▶ _Written exercise_
Give the data from the start through the line with "usdc-coin-icon: $ <box>328 164 348 184</box>" again, substituting "footer-divider" for "footer-separator" and leaving everything else unchanged.

** BEGIN Rows **

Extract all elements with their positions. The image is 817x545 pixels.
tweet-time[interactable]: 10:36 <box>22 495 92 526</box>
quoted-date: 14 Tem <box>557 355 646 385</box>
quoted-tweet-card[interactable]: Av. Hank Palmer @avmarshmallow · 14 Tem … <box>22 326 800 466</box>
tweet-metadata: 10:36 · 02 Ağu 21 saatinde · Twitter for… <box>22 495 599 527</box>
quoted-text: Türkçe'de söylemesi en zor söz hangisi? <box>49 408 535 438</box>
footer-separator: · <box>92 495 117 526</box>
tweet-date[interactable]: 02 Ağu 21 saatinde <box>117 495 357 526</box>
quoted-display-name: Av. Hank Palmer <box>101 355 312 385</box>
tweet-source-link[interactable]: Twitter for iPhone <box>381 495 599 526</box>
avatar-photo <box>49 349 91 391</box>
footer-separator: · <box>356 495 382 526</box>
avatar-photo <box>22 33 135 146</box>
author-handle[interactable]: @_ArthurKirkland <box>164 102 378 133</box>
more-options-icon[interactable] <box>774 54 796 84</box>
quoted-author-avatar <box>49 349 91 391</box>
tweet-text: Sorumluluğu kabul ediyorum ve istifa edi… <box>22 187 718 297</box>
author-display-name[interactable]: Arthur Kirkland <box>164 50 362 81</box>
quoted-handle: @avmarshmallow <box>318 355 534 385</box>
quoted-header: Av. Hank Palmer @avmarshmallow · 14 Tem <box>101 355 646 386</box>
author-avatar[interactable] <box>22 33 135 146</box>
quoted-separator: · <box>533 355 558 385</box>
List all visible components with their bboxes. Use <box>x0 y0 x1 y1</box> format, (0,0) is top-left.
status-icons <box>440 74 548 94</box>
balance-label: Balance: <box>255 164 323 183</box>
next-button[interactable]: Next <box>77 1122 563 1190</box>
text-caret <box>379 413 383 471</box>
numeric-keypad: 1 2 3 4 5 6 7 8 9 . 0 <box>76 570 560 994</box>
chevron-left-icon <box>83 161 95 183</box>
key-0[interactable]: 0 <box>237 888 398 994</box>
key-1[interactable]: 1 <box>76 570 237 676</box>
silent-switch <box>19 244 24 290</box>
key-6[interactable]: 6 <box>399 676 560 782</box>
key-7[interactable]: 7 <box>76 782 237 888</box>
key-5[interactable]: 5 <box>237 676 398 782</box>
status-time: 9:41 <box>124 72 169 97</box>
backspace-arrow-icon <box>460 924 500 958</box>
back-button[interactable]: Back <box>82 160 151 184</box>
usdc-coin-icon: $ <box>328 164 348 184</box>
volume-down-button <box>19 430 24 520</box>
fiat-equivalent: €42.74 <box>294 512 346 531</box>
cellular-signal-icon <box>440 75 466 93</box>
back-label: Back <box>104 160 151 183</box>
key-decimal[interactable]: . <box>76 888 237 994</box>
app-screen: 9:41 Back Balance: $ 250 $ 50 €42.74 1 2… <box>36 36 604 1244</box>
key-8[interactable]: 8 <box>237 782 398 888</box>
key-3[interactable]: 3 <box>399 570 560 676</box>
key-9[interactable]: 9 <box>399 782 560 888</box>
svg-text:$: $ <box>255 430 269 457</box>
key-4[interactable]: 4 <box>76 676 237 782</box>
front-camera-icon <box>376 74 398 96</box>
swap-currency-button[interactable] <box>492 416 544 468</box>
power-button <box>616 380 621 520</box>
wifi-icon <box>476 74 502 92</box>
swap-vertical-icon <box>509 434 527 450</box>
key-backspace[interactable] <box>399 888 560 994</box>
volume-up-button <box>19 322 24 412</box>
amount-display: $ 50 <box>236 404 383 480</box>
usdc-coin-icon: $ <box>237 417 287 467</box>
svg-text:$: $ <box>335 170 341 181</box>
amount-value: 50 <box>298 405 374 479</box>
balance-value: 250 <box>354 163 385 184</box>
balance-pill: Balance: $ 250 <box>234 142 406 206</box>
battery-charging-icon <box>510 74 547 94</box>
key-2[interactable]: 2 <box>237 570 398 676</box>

** END Rows **

▶ _Complete output_
Extract all elements with their positions. The image is 817x545 pixels.
tweet-time[interactable]: 10:36 <box>22 495 92 526</box>
quoted-date: 14 Tem <box>557 355 646 385</box>
quoted-tweet-card[interactable]: Av. Hank Palmer @avmarshmallow · 14 Tem … <box>22 326 800 466</box>
tweet-metadata: 10:36 · 02 Ağu 21 saatinde · Twitter for… <box>22 495 599 527</box>
quoted-text: Türkçe'de söylemesi en zor söz hangisi? <box>49 408 535 438</box>
footer-divider: · <box>92 495 117 526</box>
tweet-date[interactable]: 02 Ağu 21 saatinde <box>117 495 357 526</box>
quoted-display-name: Av. Hank Palmer <box>101 355 312 385</box>
tweet-source-link[interactable]: Twitter for iPhone <box>381 495 599 526</box>
avatar-photo <box>49 349 91 391</box>
footer-divider: · <box>356 495 382 526</box>
avatar-photo <box>22 33 135 146</box>
author-handle[interactable]: @_ArthurKirkland <box>164 102 378 133</box>
more-options-icon[interactable] <box>774 54 796 84</box>
quoted-author-avatar <box>49 349 91 391</box>
tweet-text: Sorumluluğu kabul ediyorum ve istifa edi… <box>22 187 718 297</box>
author-display-name[interactable]: Arthur Kirkland <box>164 50 362 81</box>
quoted-handle: @avmarshmallow <box>318 355 534 385</box>
quoted-header: Av. Hank Palmer @avmarshmallow · 14 Tem <box>101 355 646 386</box>
author-avatar[interactable] <box>22 33 135 146</box>
quoted-separator: · <box>533 355 558 385</box>
List all visible components with their bboxes. Use <box>x0 y0 x1 y1</box> format, (0,0) is top-left.
status-icons <box>440 74 548 94</box>
balance-label: Balance: <box>255 164 323 183</box>
next-button[interactable]: Next <box>77 1122 563 1190</box>
text-caret <box>379 413 383 471</box>
numeric-keypad: 1 2 3 4 5 6 7 8 9 . 0 <box>76 570 560 994</box>
chevron-left-icon <box>83 161 95 183</box>
key-0[interactable]: 0 <box>237 888 398 994</box>
key-1[interactable]: 1 <box>76 570 237 676</box>
silent-switch <box>19 244 24 290</box>
key-6[interactable]: 6 <box>399 676 560 782</box>
key-7[interactable]: 7 <box>76 782 237 888</box>
key-5[interactable]: 5 <box>237 676 398 782</box>
status-time: 9:41 <box>124 72 169 97</box>
backspace-arrow-icon <box>460 924 500 958</box>
back-button[interactable]: Back <box>82 160 151 184</box>
usdc-coin-icon: $ <box>328 164 348 184</box>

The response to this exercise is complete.